■ Extrait fourni ■
»»

Panne et abonnement internet : oeil pour oeil, dent pour dent

Duel sur le net 62
téléphone durée contratInstructive affaire que celle jugée par la Cour d’Appel de Paris en mai dernier et publiée ces jours-ci. Un abonné avait souscrit un abonnement à NoosNet (internet) et NoosTV (télévision) en 2000. Noos ayant décidé d’augmenter les débits (de 1024 à 4096 Kbits/s), la société lui envoyait un nouveau modem. Après plusieurs tentatives d’initialisation, toutes vaines, l’abonné renvoyait finalement le modem à l’expéditeur avec une lettre explicative.

Face au silence de Noos, il décide de ne plus payer l’abonnement Internet, mais continue à payer la partie télévision et liée à l’offre NoosTV. En retour, Noos se contentera d’envoyer plusieurs relances sur le paiement de l’abonnement pour finalement, le 8 juillet 2005, couper son accès internet. L’affaire prend alors un tournant judiciaire jusqu’en appel.

««

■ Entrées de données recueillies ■

»»

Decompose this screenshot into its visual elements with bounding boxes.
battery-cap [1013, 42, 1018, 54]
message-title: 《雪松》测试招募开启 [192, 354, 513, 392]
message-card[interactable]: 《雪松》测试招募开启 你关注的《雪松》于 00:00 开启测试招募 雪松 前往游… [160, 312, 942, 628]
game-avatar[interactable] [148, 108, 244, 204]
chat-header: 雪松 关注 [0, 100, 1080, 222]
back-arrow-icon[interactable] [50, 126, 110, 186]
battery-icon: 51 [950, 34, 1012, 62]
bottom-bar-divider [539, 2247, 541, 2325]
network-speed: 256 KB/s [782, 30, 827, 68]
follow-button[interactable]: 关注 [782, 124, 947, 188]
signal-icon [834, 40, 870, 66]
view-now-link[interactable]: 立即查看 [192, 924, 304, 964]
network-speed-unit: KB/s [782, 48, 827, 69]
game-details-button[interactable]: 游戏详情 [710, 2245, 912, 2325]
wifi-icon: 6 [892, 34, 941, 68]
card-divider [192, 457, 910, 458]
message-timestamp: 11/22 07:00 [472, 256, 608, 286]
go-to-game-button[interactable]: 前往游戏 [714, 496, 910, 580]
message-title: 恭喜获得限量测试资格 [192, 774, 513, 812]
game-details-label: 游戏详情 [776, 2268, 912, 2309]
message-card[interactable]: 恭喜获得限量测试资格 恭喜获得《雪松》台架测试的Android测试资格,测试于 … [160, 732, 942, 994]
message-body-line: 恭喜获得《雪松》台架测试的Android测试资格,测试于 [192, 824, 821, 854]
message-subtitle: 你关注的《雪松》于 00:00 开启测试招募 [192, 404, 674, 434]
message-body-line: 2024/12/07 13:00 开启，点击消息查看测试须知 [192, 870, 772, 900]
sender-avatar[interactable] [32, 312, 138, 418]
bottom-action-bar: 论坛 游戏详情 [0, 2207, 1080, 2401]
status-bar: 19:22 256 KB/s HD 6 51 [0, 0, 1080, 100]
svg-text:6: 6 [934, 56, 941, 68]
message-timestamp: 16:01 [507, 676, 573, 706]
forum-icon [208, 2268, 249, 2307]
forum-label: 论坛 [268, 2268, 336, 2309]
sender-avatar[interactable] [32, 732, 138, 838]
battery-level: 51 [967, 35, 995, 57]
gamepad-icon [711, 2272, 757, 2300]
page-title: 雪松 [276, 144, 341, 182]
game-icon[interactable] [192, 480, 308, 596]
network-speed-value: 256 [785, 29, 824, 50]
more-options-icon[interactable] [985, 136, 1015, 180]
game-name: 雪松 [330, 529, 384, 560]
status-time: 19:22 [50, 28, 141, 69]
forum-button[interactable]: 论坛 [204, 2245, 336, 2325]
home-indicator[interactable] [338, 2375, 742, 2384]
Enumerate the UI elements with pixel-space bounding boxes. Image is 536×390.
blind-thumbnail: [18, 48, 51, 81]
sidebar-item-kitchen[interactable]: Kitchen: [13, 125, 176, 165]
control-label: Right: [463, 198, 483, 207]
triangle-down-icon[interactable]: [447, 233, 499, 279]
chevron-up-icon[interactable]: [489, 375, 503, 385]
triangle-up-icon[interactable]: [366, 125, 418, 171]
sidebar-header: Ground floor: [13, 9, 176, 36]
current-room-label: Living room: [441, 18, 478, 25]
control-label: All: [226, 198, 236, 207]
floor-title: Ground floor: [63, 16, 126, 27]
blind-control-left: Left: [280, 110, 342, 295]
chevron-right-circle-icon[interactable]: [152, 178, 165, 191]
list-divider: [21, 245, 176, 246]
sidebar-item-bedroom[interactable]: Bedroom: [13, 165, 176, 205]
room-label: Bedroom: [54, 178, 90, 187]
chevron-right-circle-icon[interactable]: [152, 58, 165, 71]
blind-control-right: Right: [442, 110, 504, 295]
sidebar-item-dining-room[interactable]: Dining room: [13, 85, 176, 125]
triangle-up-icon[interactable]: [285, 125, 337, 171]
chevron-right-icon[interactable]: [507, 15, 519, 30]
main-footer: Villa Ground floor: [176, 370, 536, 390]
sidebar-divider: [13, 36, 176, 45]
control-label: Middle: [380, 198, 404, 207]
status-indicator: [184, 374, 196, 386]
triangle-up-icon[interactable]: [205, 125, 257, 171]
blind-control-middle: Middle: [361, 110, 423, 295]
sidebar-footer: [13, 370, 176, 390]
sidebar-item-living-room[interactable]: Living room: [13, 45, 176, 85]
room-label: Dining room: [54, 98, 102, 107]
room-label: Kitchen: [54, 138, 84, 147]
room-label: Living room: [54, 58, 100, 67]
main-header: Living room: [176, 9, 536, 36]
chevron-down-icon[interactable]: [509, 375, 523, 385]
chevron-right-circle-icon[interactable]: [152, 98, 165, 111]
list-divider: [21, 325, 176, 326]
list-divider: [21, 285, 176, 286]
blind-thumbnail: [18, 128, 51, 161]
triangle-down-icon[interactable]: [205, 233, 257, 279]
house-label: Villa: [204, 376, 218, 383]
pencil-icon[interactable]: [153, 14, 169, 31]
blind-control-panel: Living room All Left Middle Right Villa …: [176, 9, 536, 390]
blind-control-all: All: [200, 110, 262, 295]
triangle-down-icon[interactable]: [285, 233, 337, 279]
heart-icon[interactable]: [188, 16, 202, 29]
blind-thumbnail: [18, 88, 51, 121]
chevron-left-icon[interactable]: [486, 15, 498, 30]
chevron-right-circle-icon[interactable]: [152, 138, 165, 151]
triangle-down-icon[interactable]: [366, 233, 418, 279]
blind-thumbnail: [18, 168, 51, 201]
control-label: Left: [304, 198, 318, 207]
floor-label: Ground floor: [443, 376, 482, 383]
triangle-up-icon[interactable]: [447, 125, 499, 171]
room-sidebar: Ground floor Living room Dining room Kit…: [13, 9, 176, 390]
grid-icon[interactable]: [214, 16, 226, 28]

««

■ Liste des tâches ■
(1) D'après l'article sur le litige entre un abonné et Noos, à quelle date Noos a-t-il coupé l'accès internet de l'abonné ?
(2) Reprenez l'article sur le litige entre un abonné et Noos après sa dernière phrase et poursuivez-en la rédaction.

■ Résultats par tâche ■
(1) Le 8 juillet 2005.

(2)
La Cour d’Appel de Paris, indique la Gazette du Net, a estimé ainsi que le FAI était tenu à une obligation de résultat quant à l’accès internet (dans le même sens, voir notre actualité). Or, il n’a ni justifié de l’envoi d’un nouveau modem ni assumé d’autres formes d’assistance pour remplir à bien ses obligations contractuelles. Dans ces circonstances, l’abonné a pu à bon droit faire jouer ce que l’on nomme dans le jargon l’exception d’inexécution (pour les latinistes : exceptio non adimpleti contractus).

Cette arme contractuelle permet à une partie de cesser de remplir ses obligations afin d’inciter le cocontractant à respecter ses propres obligations. En application de ce principe, donc, l’abonné a pu « cesser de payer le prix de l'abonnement à NoosNet alors qu'il ne bénéficiait plus de ce service interrompu par Noos le 8 juillet 2005 »,ont posé les juges d’appel.